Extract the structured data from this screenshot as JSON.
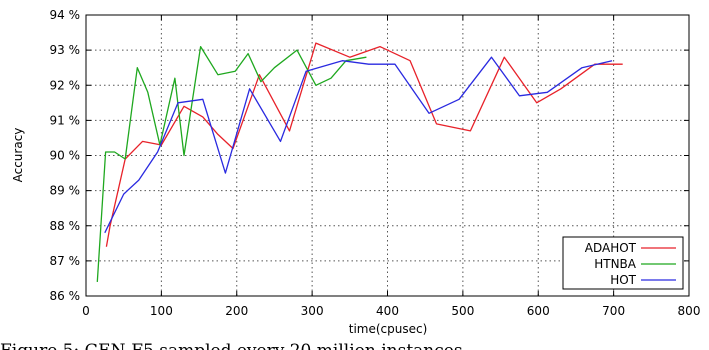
{
  "chart_data": {
    "type": "line",
    "title": "",
    "xlabel": "time(cpusec)",
    "ylabel": "Accuracy",
    "xlim": [
      0,
      800
    ],
    "ylim": [
      86,
      94
    ],
    "x_ticks": [
      0,
      100,
      200,
      300,
      400,
      500,
      600,
      700,
      800
    ],
    "y_ticks": [
      86,
      87,
      88,
      89,
      90,
      91,
      92,
      93,
      94
    ],
    "y_tick_labels": [
      "86 %",
      "87 %",
      "88 %",
      "89 %",
      "90 %",
      "91 %",
      "92 %",
      "93 %",
      "94 %"
    ],
    "grid": true,
    "legend": "bottom-right",
    "series": [
      {
        "name": "ADAHOT",
        "color": "#e8222a",
        "points": [
          [
            27,
            87.4
          ],
          [
            32,
            88.0
          ],
          [
            52,
            89.9
          ],
          [
            75,
            90.4
          ],
          [
            100,
            90.3
          ],
          [
            130,
            91.4
          ],
          [
            155,
            91.1
          ],
          [
            175,
            90.6
          ],
          [
            195,
            90.2
          ],
          [
            230,
            92.3
          ],
          [
            270,
            90.7
          ],
          [
            305,
            93.2
          ],
          [
            350,
            92.8
          ],
          [
            390,
            93.1
          ],
          [
            430,
            92.7
          ],
          [
            465,
            90.9
          ],
          [
            510,
            90.7
          ],
          [
            555,
            92.8
          ],
          [
            598,
            91.5
          ],
          [
            630,
            91.9
          ],
          [
            675,
            92.6
          ],
          [
            712,
            92.6
          ]
        ]
      },
      {
        "name": "HTNBA",
        "color": "#1fa81f",
        "points": [
          [
            15,
            86.4
          ],
          [
            26,
            90.1
          ],
          [
            38,
            90.1
          ],
          [
            52,
            89.9
          ],
          [
            68,
            92.5
          ],
          [
            82,
            91.8
          ],
          [
            98,
            90.3
          ],
          [
            118,
            92.2
          ],
          [
            130,
            90.0
          ],
          [
            152,
            93.1
          ],
          [
            175,
            92.3
          ],
          [
            198,
            92.4
          ],
          [
            215,
            92.9
          ],
          [
            232,
            92.1
          ],
          [
            250,
            92.5
          ],
          [
            280,
            93.0
          ],
          [
            305,
            92.0
          ],
          [
            325,
            92.2
          ],
          [
            345,
            92.7
          ],
          [
            372,
            92.8
          ]
        ]
      },
      {
        "name": "HOT",
        "color": "#2a2ae0",
        "points": [
          [
            25,
            87.8
          ],
          [
            50,
            88.9
          ],
          [
            70,
            89.3
          ],
          [
            95,
            90.1
          ],
          [
            122,
            91.5
          ],
          [
            155,
            91.6
          ],
          [
            185,
            89.5
          ],
          [
            217,
            91.9
          ],
          [
            258,
            90.4
          ],
          [
            292,
            92.4
          ],
          [
            340,
            92.7
          ],
          [
            375,
            92.6
          ],
          [
            410,
            92.6
          ],
          [
            455,
            91.2
          ],
          [
            495,
            91.6
          ],
          [
            538,
            92.8
          ],
          [
            575,
            91.7
          ],
          [
            612,
            91.8
          ],
          [
            658,
            92.5
          ],
          [
            698,
            92.7
          ]
        ]
      }
    ]
  },
  "caption": "Figure 5: GEN-F5 sampled every 20 million instances"
}
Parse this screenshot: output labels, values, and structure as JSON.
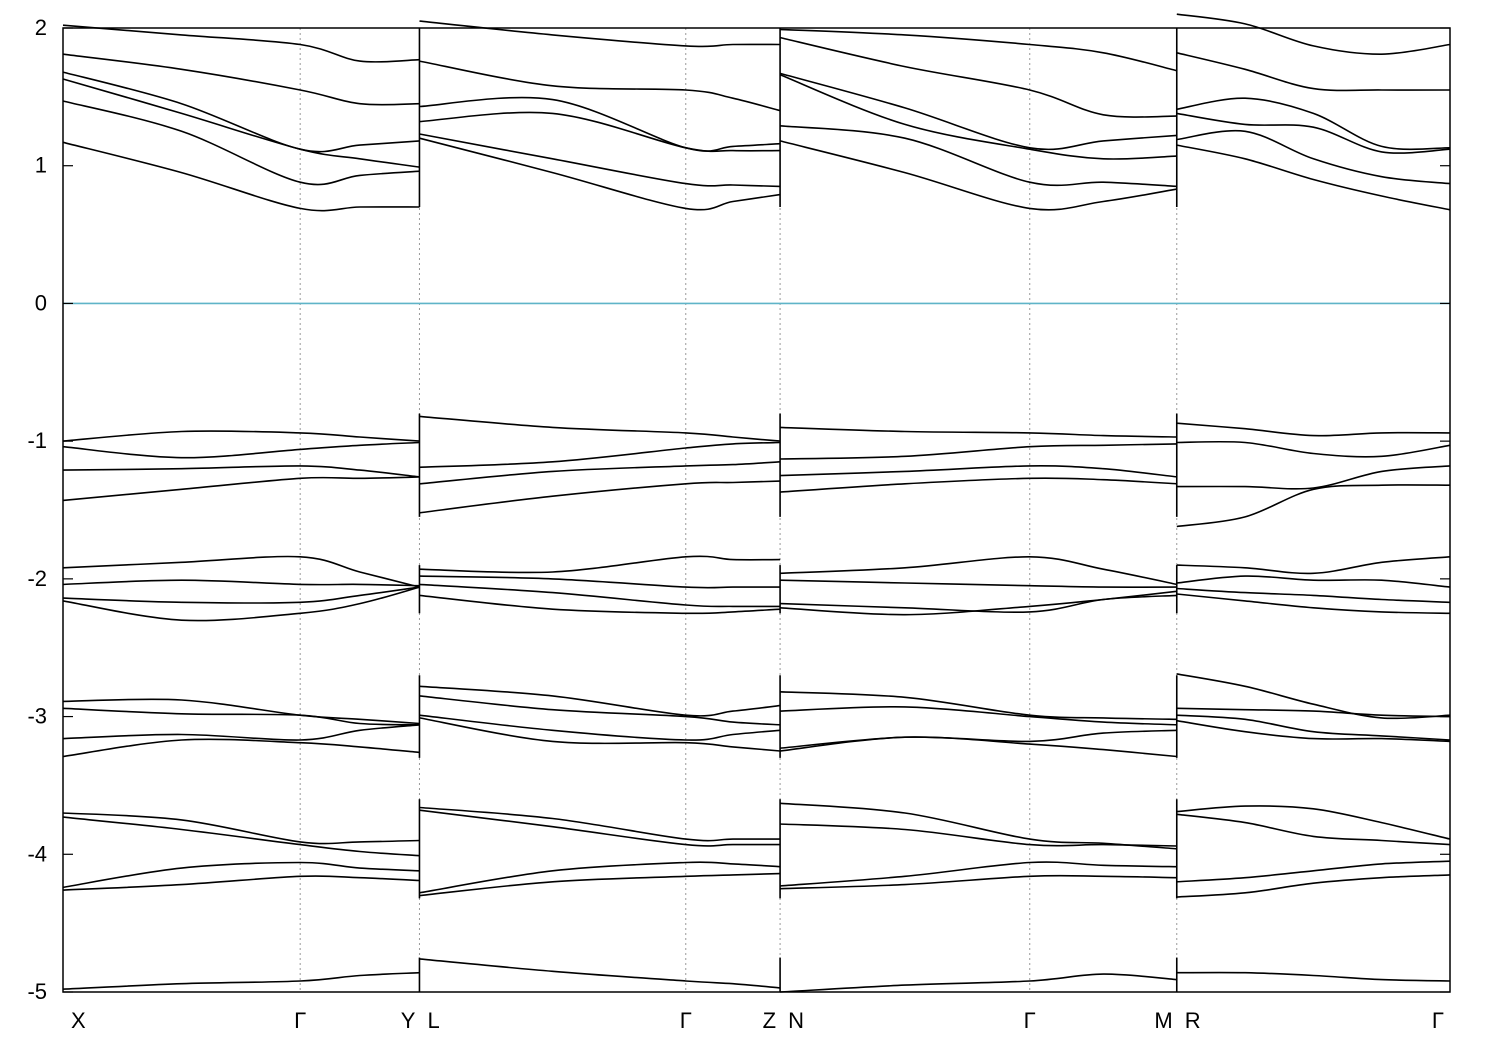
{
  "chart_data": {
    "type": "line",
    "title": "",
    "xlabel": "",
    "ylabel": "",
    "ylim": [
      -5,
      2
    ],
    "yticks": [
      "2",
      "1",
      "0",
      "-1",
      "-2",
      "-3",
      "-4",
      "-5"
    ],
    "yticks_values": [
      2,
      1,
      0,
      -1,
      -2,
      -3,
      -4,
      -5
    ],
    "grid": "vertical dotted lines at high-symmetry points",
    "zero_line_color": "#5fb4c8",
    "line_color": "#000000",
    "high_symmetry_points": [
      {
        "label": "X",
        "x": 0.0
      },
      {
        "label": "Γ",
        "x": 0.171
      },
      {
        "label": "Y",
        "x": 0.257
      },
      {
        "label": "L",
        "x": 0.257
      },
      {
        "label": "Γ",
        "x": 0.449
      },
      {
        "label": "Z",
        "x": 0.517
      },
      {
        "label": "N",
        "x": 0.517
      },
      {
        "label": "Γ",
        "x": 0.697
      },
      {
        "label": "M",
        "x": 0.803
      },
      {
        "label": "R",
        "x": 0.803
      },
      {
        "label": "Γ",
        "x": 1.0
      }
    ],
    "segments": [
      {
        "name": "X-Γ-Y",
        "x_start": 0.0,
        "x_end": 0.257,
        "mid": 0.171,
        "bands": [
          [
            2.02,
            1.95,
            1.88,
            1.76,
            1.77
          ],
          [
            1.81,
            1.7,
            1.55,
            1.45,
            1.45
          ],
          [
            1.68,
            1.45,
            1.12,
            1.15,
            1.18
          ],
          [
            1.63,
            1.38,
            1.12,
            1.05,
            0.99
          ],
          [
            1.47,
            1.25,
            0.88,
            0.93,
            0.96
          ],
          [
            1.17,
            0.95,
            0.69,
            0.7,
            0.7
          ],
          [
            -1.0,
            -0.93,
            -0.94,
            -0.97,
            -1.0
          ],
          [
            -1.04,
            -1.12,
            -1.06,
            -1.03,
            -1.01
          ],
          [
            -1.21,
            -1.2,
            -1.18,
            -1.21,
            -1.26
          ],
          [
            -1.43,
            -1.35,
            -1.27,
            -1.27,
            -1.26
          ],
          [
            -1.92,
            -1.88,
            -1.84,
            -1.95,
            -2.06
          ],
          [
            -2.04,
            -2.01,
            -2.04,
            -2.04,
            -2.05
          ],
          [
            -2.14,
            -2.17,
            -2.17,
            -2.12,
            -2.06
          ],
          [
            -2.16,
            -2.3,
            -2.25,
            -2.18,
            -2.06
          ],
          [
            -2.89,
            -2.88,
            -2.99,
            -3.02,
            -3.05
          ],
          [
            -2.94,
            -2.98,
            -2.99,
            -3.05,
            -3.06
          ],
          [
            -3.16,
            -3.13,
            -3.17,
            -3.1,
            -3.06
          ],
          [
            -3.29,
            -3.17,
            -3.19,
            -3.22,
            -3.26
          ],
          [
            -3.7,
            -3.75,
            -3.91,
            -3.91,
            -3.9
          ],
          [
            -3.73,
            -3.82,
            -3.93,
            -3.98,
            -4.01
          ],
          [
            -4.24,
            -4.1,
            -4.06,
            -4.1,
            -4.12
          ],
          [
            -4.26,
            -4.22,
            -4.16,
            -4.17,
            -4.19
          ],
          [
            -4.98,
            -4.94,
            -4.92,
            -4.88,
            -4.86
          ]
        ]
      },
      {
        "name": "L-Γ-Z",
        "x_start": 0.257,
        "x_end": 0.517,
        "mid": 0.449,
        "bands": [
          [
            2.05,
            1.95,
            1.87,
            1.88,
            1.88
          ],
          [
            1.76,
            1.58,
            1.55,
            1.49,
            1.4
          ],
          [
            1.43,
            1.48,
            1.13,
            1.14,
            1.16
          ],
          [
            1.32,
            1.38,
            1.13,
            1.11,
            1.11
          ],
          [
            1.23,
            1.05,
            0.87,
            0.86,
            0.85
          ],
          [
            1.2,
            0.95,
            0.69,
            0.74,
            0.79
          ],
          [
            -0.82,
            -0.9,
            -0.94,
            -0.97,
            -1.0
          ],
          [
            -1.19,
            -1.15,
            -1.05,
            -1.02,
            -1.01
          ],
          [
            -1.31,
            -1.22,
            -1.18,
            -1.17,
            -1.15
          ],
          [
            -1.52,
            -1.4,
            -1.31,
            -1.3,
            -1.29
          ],
          [
            -1.93,
            -1.95,
            -1.84,
            -1.86,
            -1.86
          ],
          [
            -1.98,
            -2.0,
            -2.06,
            -2.06,
            -2.06
          ],
          [
            -2.04,
            -2.1,
            -2.19,
            -2.2,
            -2.2
          ],
          [
            -2.12,
            -2.22,
            -2.25,
            -2.24,
            -2.22
          ],
          [
            -2.78,
            -2.85,
            -2.99,
            -2.96,
            -2.92
          ],
          [
            -2.85,
            -2.95,
            -3.0,
            -3.04,
            -3.06
          ],
          [
            -2.99,
            -3.1,
            -3.17,
            -3.13,
            -3.1
          ],
          [
            -3.01,
            -3.18,
            -3.19,
            -3.22,
            -3.25
          ],
          [
            -3.66,
            -3.74,
            -3.89,
            -3.89,
            -3.89
          ],
          [
            -3.68,
            -3.8,
            -3.93,
            -3.93,
            -3.93
          ],
          [
            -4.28,
            -4.12,
            -4.06,
            -4.07,
            -4.09
          ],
          [
            -4.3,
            -4.2,
            -4.16,
            -4.15,
            -4.14
          ],
          [
            -4.76,
            -4.85,
            -4.92,
            -4.94,
            -4.97
          ]
        ]
      },
      {
        "name": "N-Γ-M",
        "x_start": 0.517,
        "x_end": 0.803,
        "mid": 0.697,
        "bands": [
          [
            1.99,
            1.95,
            1.88,
            1.82,
            1.69
          ],
          [
            1.93,
            1.72,
            1.55,
            1.37,
            1.36
          ],
          [
            1.67,
            1.42,
            1.13,
            1.18,
            1.22
          ],
          [
            1.66,
            1.3,
            1.12,
            1.05,
            1.07
          ],
          [
            1.29,
            1.2,
            0.88,
            0.88,
            0.85
          ],
          [
            1.18,
            0.95,
            0.69,
            0.74,
            0.83
          ],
          [
            -0.9,
            -0.93,
            -0.94,
            -0.96,
            -0.97
          ],
          [
            -1.13,
            -1.11,
            -1.04,
            -1.03,
            -1.02
          ],
          [
            -1.25,
            -1.22,
            -1.18,
            -1.2,
            -1.26
          ],
          [
            -1.37,
            -1.31,
            -1.27,
            -1.28,
            -1.31
          ],
          [
            -1.96,
            -1.92,
            -1.84,
            -1.93,
            -2.04
          ],
          [
            -2.01,
            -2.03,
            -2.05,
            -2.06,
            -2.06
          ],
          [
            -2.18,
            -2.21,
            -2.24,
            -2.15,
            -2.12
          ],
          [
            -2.21,
            -2.26,
            -2.2,
            -2.15,
            -2.09
          ],
          [
            -2.82,
            -2.86,
            -2.99,
            -3.01,
            -3.02
          ],
          [
            -2.96,
            -2.93,
            -3.0,
            -3.04,
            -3.06
          ],
          [
            -3.23,
            -3.15,
            -3.18,
            -3.12,
            -3.1
          ],
          [
            -3.25,
            -3.15,
            -3.2,
            -3.24,
            -3.29
          ],
          [
            -3.63,
            -3.7,
            -3.89,
            -3.92,
            -3.96
          ],
          [
            -3.78,
            -3.82,
            -3.93,
            -3.93,
            -3.94
          ],
          [
            -4.23,
            -4.16,
            -4.06,
            -4.08,
            -4.09
          ],
          [
            -4.25,
            -4.22,
            -4.16,
            -4.16,
            -4.17
          ],
          [
            -5.0,
            -4.95,
            -4.92,
            -4.87,
            -4.91
          ]
        ]
      },
      {
        "name": "R-Γ",
        "x_start": 0.803,
        "x_end": 1.0,
        "mid": 1.0,
        "bands": [
          [
            2.1,
            2.03,
            1.87,
            1.81,
            1.88
          ],
          [
            1.82,
            1.7,
            1.56,
            1.55,
            1.55
          ],
          [
            1.41,
            1.49,
            1.38,
            1.14,
            1.13
          ],
          [
            1.38,
            1.3,
            1.28,
            1.1,
            1.12
          ],
          [
            1.19,
            1.25,
            1.05,
            0.92,
            0.87
          ],
          [
            1.15,
            1.05,
            0.9,
            0.78,
            0.68
          ],
          [
            -0.87,
            -0.91,
            -0.96,
            -0.94,
            -0.94
          ],
          [
            -1.01,
            -1.01,
            -1.09,
            -1.11,
            -1.03
          ],
          [
            -1.33,
            -1.33,
            -1.34,
            -1.22,
            -1.18
          ],
          [
            -1.62,
            -1.55,
            -1.35,
            -1.32,
            -1.32
          ],
          [
            -1.9,
            -1.92,
            -1.96,
            -1.88,
            -1.84
          ],
          [
            -2.03,
            -1.98,
            -2.01,
            -2.01,
            -2.06
          ],
          [
            -2.07,
            -2.1,
            -2.12,
            -2.15,
            -2.17
          ],
          [
            -2.11,
            -2.16,
            -2.21,
            -2.24,
            -2.25
          ],
          [
            -2.69,
            -2.78,
            -2.91,
            -3.01,
            -2.99
          ],
          [
            -2.94,
            -2.95,
            -2.96,
            -2.99,
            -3.0
          ],
          [
            -2.99,
            -3.02,
            -3.11,
            -3.14,
            -3.17
          ],
          [
            -3.03,
            -3.11,
            -3.16,
            -3.16,
            -3.18
          ],
          [
            -3.69,
            -3.65,
            -3.67,
            -3.77,
            -3.89
          ],
          [
            -3.71,
            -3.77,
            -3.87,
            -3.9,
            -3.93
          ],
          [
            -4.2,
            -4.17,
            -4.12,
            -4.07,
            -4.05
          ],
          [
            -4.31,
            -4.28,
            -4.21,
            -4.17,
            -4.15
          ],
          [
            -4.86,
            -4.86,
            -4.88,
            -4.91,
            -4.92
          ]
        ]
      }
    ]
  }
}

○ ○ ○ ○

EXERCISE DESCRIPTION: Locate the lines above that hold the word "screenshot". Show every one of them.

THE RESPONSE:
Extract the structured data from this screenshot as JSON.
Parse this screenshot: output labels, values, and structure as JSON.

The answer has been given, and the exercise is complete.